-------- Data in this exercise

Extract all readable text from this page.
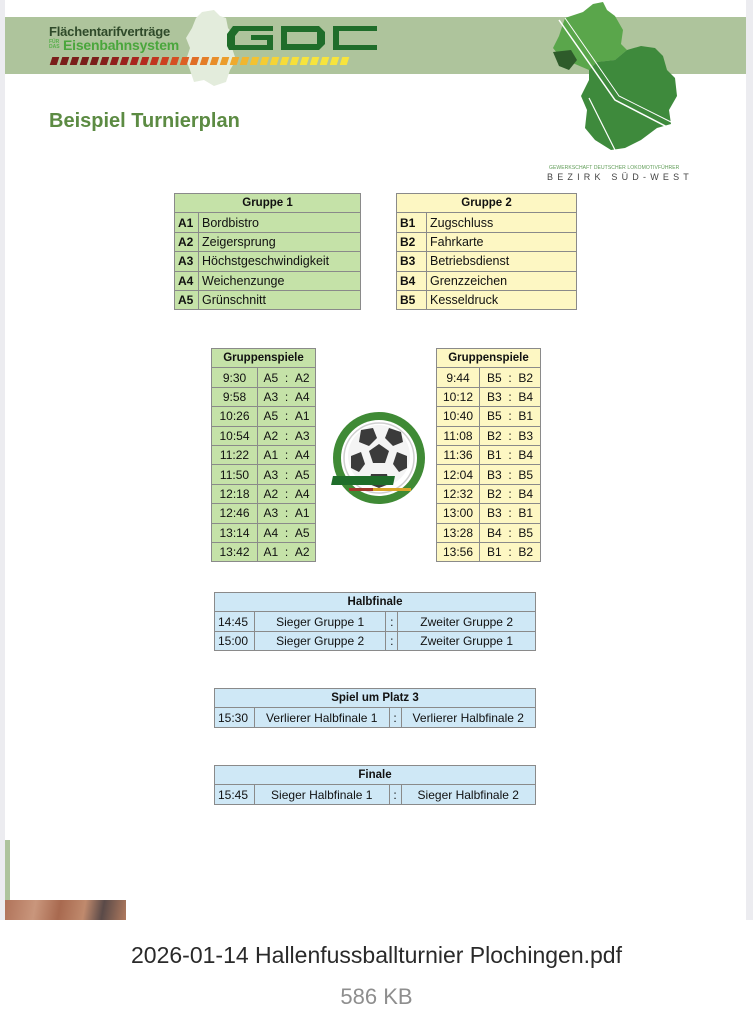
Flächentarifverträge
FÜR DAS Eisenbahnsystem
GEWERKSCHAFT DEUTSCHER LOKOMOTIVFÜHRER
BEZIRK SÜD-WEST
Beispiel Turnierplan
Gruppe 1	
A1	Bordbistro
A2	Zeigersprung
A3	Höchstgeschwindigkeit
A4	Weichenzunge
A5	Grünschnitt
Gruppe 2	
B1	Zugschluss
B2	Fahrkarte
B3	Betriebsdienst
B4	Grenzzeichen
B5	Kesseldruck
Gruppenspiele	
9:30	A5 : A2
9:58	A3 : A4
10:26	A5 : A1
10:54	A2 : A3
11:22	A1 : A4
11:50	A3 : A5
12:18	A2 : A4
12:46	A3 : A1
13:14	A4 : A5
13:42	A1 : A2
Gruppenspiele	
9:44	B5 : B2
10:12	B3 : B4
10:40	B5 : B1
11:08	B2 : B3
11:36	B1 : B4
12:04	B3 : B5
12:32	B2 : B4
13:00	B3 : B1
13:28	B4 : B5
13:56	B1 : B2
Halbfinale			
14:45	Sieger Gruppe 1	:	Zweiter Gruppe 2
15:00	Sieger Gruppe 2	:	Zweiter Gruppe 1
Spiel um Platz 3
15:30	Verlierer Halbfinale 1	:	Verlierer Halbfinale 2
Finale
15:45	Sieger Halbfinale 1	:	Sieger Halbfinale 2
2026-01-14 Hallenfussballturnier Plochingen.pdf
586 KB
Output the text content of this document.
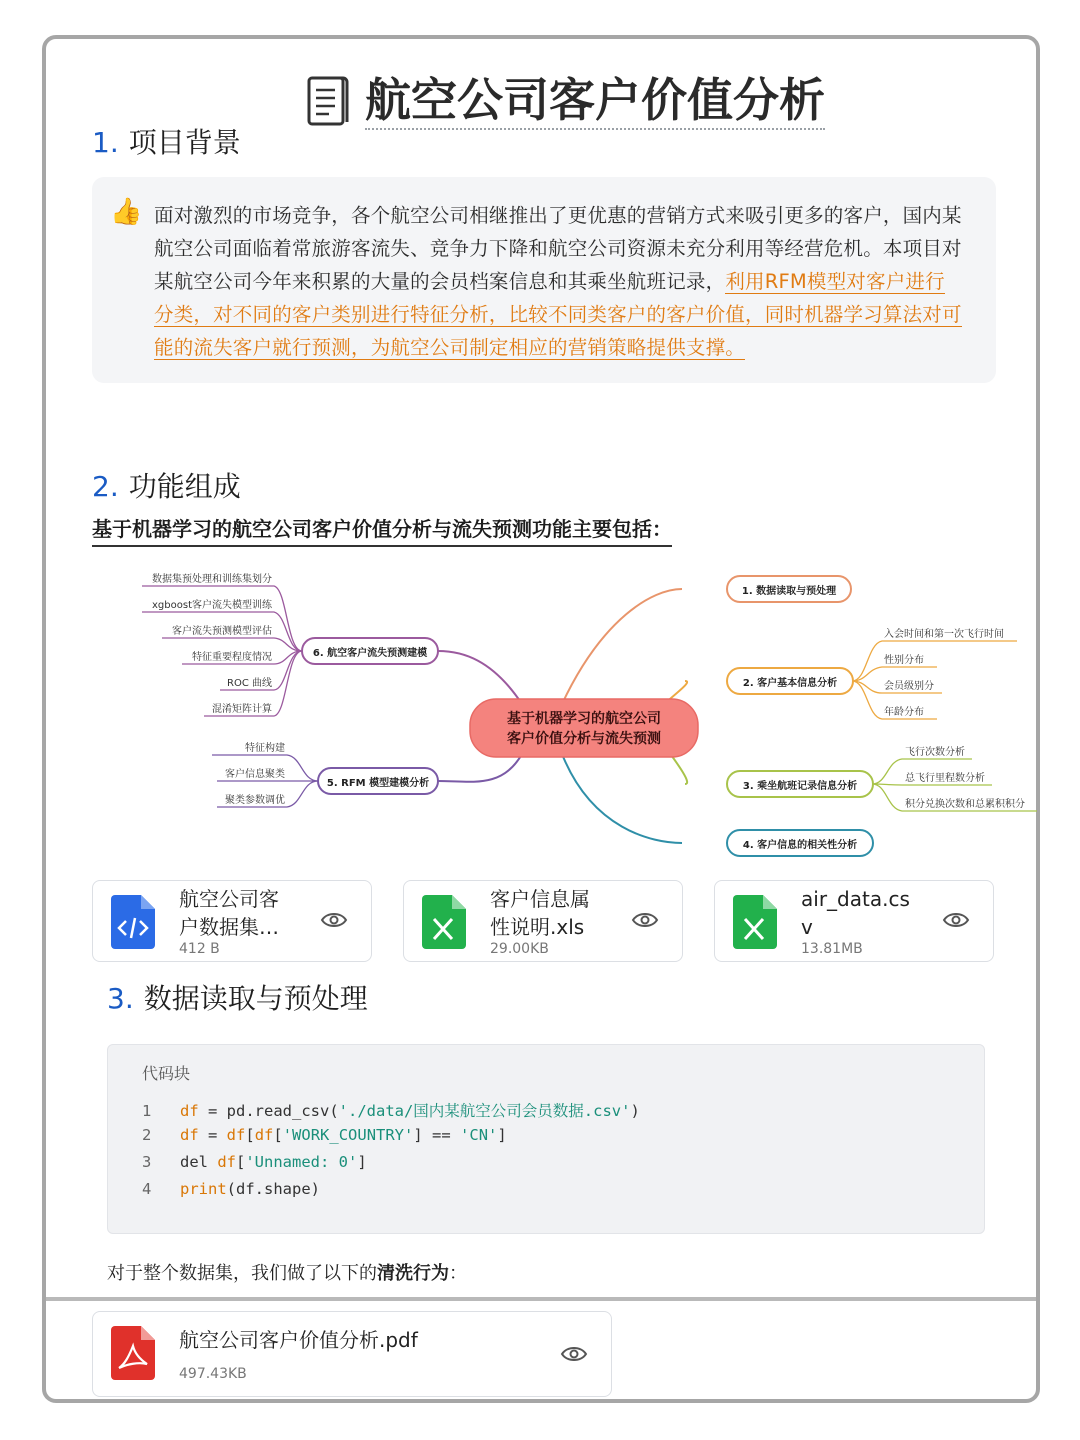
航空公司客户价值分析
1. 项目背景
👍 面对激烈的市场竞争，各个航空公司相继推出了更优惠的营销方式来吸引更多的客户，国内某航空公司面临着常旅游客流失、竞争力下降和航空公司资源未充分利用等经营危机。本项目对某航空公司今年来积累的大量的会员档案信息和其乘坐航班记录，利用RFM模型对客户进行分类，对不同的客户类别进行特征分析，比较不同类客户的客户价值，同时机器学习算法对可能的流失客户就行预测，为航空公司制定相应的营销策略提供支撑。
2. 功能组成
基于机器学习的航空公司客户价值分析与流失预测功能主要包括：
基于机器学习的航空公司
客户价值分析与流失预测
1. 数据读取与预处理
2. 客户基本信息分析
3. 乘坐航班记录信息分析
4. 客户信息的相关性分析
5. RFM 模型建模分析
6. 航空客户流失预测建模
入会时间和第一次飞行时间
性别分布
会员级别分
年龄分布
飞行次数分析
总飞行里程数分析
积分兑换次数和总累积积分
特征构建
客户信息聚类
聚类参数调优
数据集预处理和训练集划分
xgboost客户流失模型训练
客户流失预测模型评估
特征重要程度情况
ROC 曲线
混淆矩阵计算
航空公司客
户数据集…
412 B
客户信息属
性说明.xls
29.00KB
air_data.cs
v
13.81MB
3. 数据读取与预处理
代码块
1 df = pd.read_csv('./data/国内某航空公司会员数据.csv')
2 df = df[df['WORK_COUNTRY'] == 'CN']
3 del df['Unnamed: 0']
4 print(df.shape)
对于整个数据集，我们做了以下的清洗行为：
航空公司客户价值分析.pdf
497.43KB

----------------

> Goal:
Write out all the entries exactly, except for the pictures.

> Exercise answer:
Extract all readable text from this page.
Flächentarifverträge
FÜR DAS Eisenbahnsystem
GEWERKSCHAFT DEUTSCHER LOKOMOTIVFÜHRER
BEZIRK SÜD-WEST
Beispiel Turnierplan
Gruppe 1	
A1	Bordbistro
A2	Zeigersprung
A3	Höchstgeschwindigkeit
A4	Weichenzunge
A5	Grünschnitt
Gruppe 2	
B1	Zugschluss
B2	Fahrkarte
B3	Betriebsdienst
B4	Grenzzeichen
B5	Kesseldruck
Gruppenspiele	
9:30	A5 : A2
9:58	A3 : A4
10:26	A5 : A1
10:54	A2 : A3
11:22	A1 : A4
11:50	A3 : A5
12:18	A2 : A4
12:46	A3 : A1
13:14	A4 : A5
13:42	A1 : A2
Gruppenspiele	
9:44	B5 : B2
10:12	B3 : B4
10:40	B5 : B1
11:08	B2 : B3
11:36	B1 : B4
12:04	B3 : B5
12:32	B2 : B4
13:00	B3 : B1
13:28	B4 : B5
13:56	B1 : B2
Halbfinale			
14:45	Sieger Gruppe 1	:	Zweiter Gruppe 2
15:00	Sieger Gruppe 2	:	Zweiter Gruppe 1
Spiel um Platz 3
15:30	Verlierer Halbfinale 1	:	Verlierer Halbfinale 2
Finale
15:45	Sieger Halbfinale 1	:	Sieger Halbfinale 2
2026-01-14 Hallenfussballturnier Plochingen.pdf
586 KB
Output the text content of this document.
航空公司客户价值分析
1. 项目背景
👍 面对激烈的市场竞争，各个航空公司相继推出了更优惠的营销方式来吸引更多的客户，国内某航空公司面临着常旅游客流失、竞争力下降和航空公司资源未充分利用等经营危机。本项目对某航空公司今年来积累的大量的会员档案信息和其乘坐航班记录，利用RFM模型对客户进行分类，对不同的客户类别进行特征分析，比较不同类客户的客户价值，同时机器学习算法对可能的流失客户就行预测，为航空公司制定相应的营销策略提供支撑。
2. 功能组成
基于机器学习的航空公司客户价值分析与流失预测功能主要包括：
基于机器学习的航空公司
客户价值分析与流失预测
1. 数据读取与预处理
2. 客户基本信息分析
3. 乘坐航班记录信息分析
4. 客户信息的相关性分析
5. RFM 模型建模分析
6. 航空客户流失预测建模
入会时间和第一次飞行时间
性别分布
会员级别分
年龄分布
飞行次数分析
总飞行里程数分析
积分兑换次数和总累积积分
特征构建
客户信息聚类
聚类参数调优
数据集预处理和训练集划分
xgboost客户流失模型训练
客户流失预测模型评估
特征重要程度情况
ROC 曲线
混淆矩阵计算
航空公司客
户数据集…
412 B
客户信息属
性说明.xls
29.00KB
air_data.cs
v
13.81MB
3. 数据读取与预处理
代码块
1 df = pd.read_csv('./data/国内某航空公司会员数据.csv')
2 df = df[df['WORK_COUNTRY'] == 'CN']
3 del df['Unnamed: 0']
4 print(df.shape)
对于整个数据集，我们做了以下的清洗行为：
航空公司客户价值分析.pdf
497.43KB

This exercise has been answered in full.